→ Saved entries
· · · · ·

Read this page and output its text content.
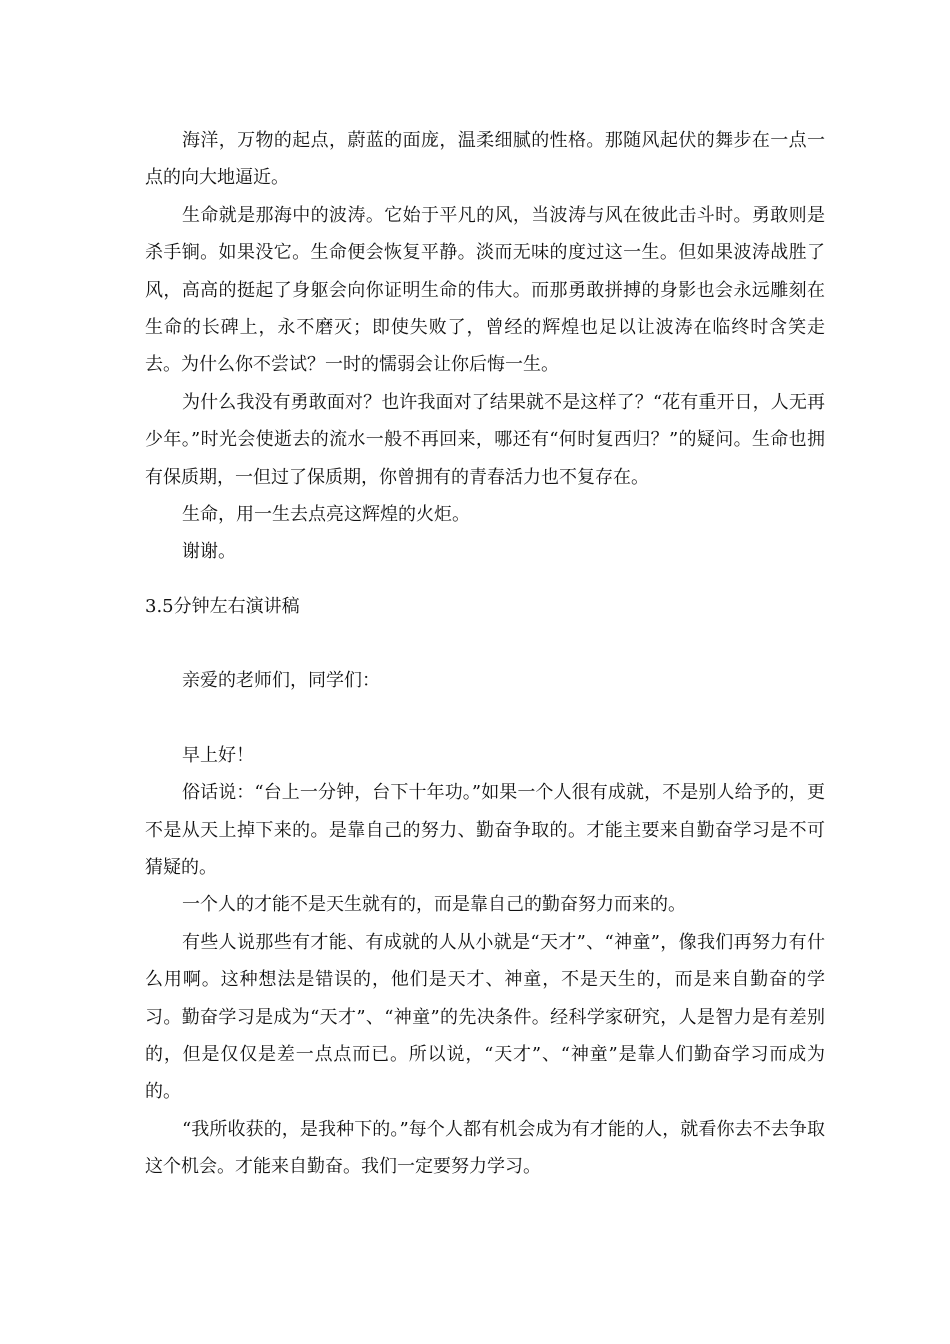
海洋，万物的起点，蔚蓝的面庞，温柔细腻的性格。那随风起伏的舞步在一点一点的向大地逼近。

生命就是那海中的波涛。它始于平凡的风，当波涛与风在彼此击斗时。勇敢则是杀手锏。如果没它。生命便会恢复平静。淡而无味的度过这一生。但如果波涛战胜了风，高高的挺起了身躯会向你证明生命的伟大。而那勇敢拼搏的身影也会永远雕刻在生命的长碑上，永不磨灭；即使失败了，曾经的辉煌也足以让波涛在临终时含笑走去。为什么你不尝试？一时的懦弱会让你后悔一生。

为什么我没有勇敢面对？也许我面对了结果就不是这样了？“花有重开日，人无再少年。”时光会使逝去的流水一般不再回来，哪还有“何时复西归？”的疑问。生命也拥有保质期，一但过了保质期，你曾拥有的青春活力也不复存在。

生命，用一生去点亮这辉煌的火炬。

谢谢。

3.5分钟左右演讲稿

亲爱的老师们，同学们：

早上好！

俗话说：“台上一分钟，台下十年功。”如果一个人很有成就，不是别人给予的，更不是从天上掉下来的。是靠自己的努力、勤奋争取的。才能主要来自勤奋学习是不可猜疑的。

一个人的才能不是天生就有的，而是靠自己的勤奋努力而来的。

有些人说那些有才能、有成就的人从小就是“天才”、“神童”，像我们再努力有什么用啊。这种想法是错误的，他们是天才、神童，不是天生的，而是来自勤奋的学习。勤奋学习是成为“天才”、“神童”的先决条件。经科学家研究，人是智力是有差别的，但是仅仅是差一点点而已。所以说，“天才”、“神童”是靠人们勤奋学习而成为的。

“我所收获的，是我种下的。”每个人都有机会成为有才能的人，就看你去不去争取这个机会。才能来自勤奋。我们一定要努力学习。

· · · · ·

→ WHAT IS NEEDED
Reproduce the material above in full and without alteration, but skip all pictures.

→ SOLUTION TO THIS PROBLEM
Read this page and output its text content.
海洋，万物的起点，蔚蓝的面庞，温柔细腻的性格。那随风起伏的舞步在一点一点的向大地逼近。

生命就是那海中的波涛。它始于平凡的风，当波涛与风在彼此击斗时。勇敢则是杀手锏。如果没它。生命便会恢复平静。淡而无味的度过这一生。但如果波涛战胜了风，高高的挺起了身躯会向你证明生命的伟大。而那勇敢拼搏的身影也会永远雕刻在生命的长碑上，永不磨灭；即使失败了，曾经的辉煌也足以让波涛在临终时含笑走去。为什么你不尝试？一时的懦弱会让你后悔一生。

为什么我没有勇敢面对？也许我面对了结果就不是这样了？“花有重开日，人无再少年。”时光会使逝去的流水一般不再回来，哪还有“何时复西归？”的疑问。生命也拥有保质期，一但过了保质期，你曾拥有的青春活力也不复存在。

生命，用一生去点亮这辉煌的火炬。

谢谢。

3.5分钟左右演讲稿

亲爱的老师们，同学们：

早上好！

俗话说：“台上一分钟，台下十年功。”如果一个人很有成就，不是别人给予的，更不是从天上掉下来的。是靠自己的努力、勤奋争取的。才能主要来自勤奋学习是不可猜疑的。

一个人的才能不是天生就有的，而是靠自己的勤奋努力而来的。

有些人说那些有才能、有成就的人从小就是“天才”、“神童”，像我们再努力有什么用啊。这种想法是错误的，他们是天才、神童，不是天生的，而是来自勤奋的学习。勤奋学习是成为“天才”、“神童”的先决条件。经科学家研究，人是智力是有差别的，但是仅仅是差一点点而已。所以说，“天才”、“神童”是靠人们勤奋学习而成为的。

“我所收获的，是我种下的。”每个人都有机会成为有才能的人，就看你去不去争取这个机会。才能来自勤奋。我们一定要努力学习。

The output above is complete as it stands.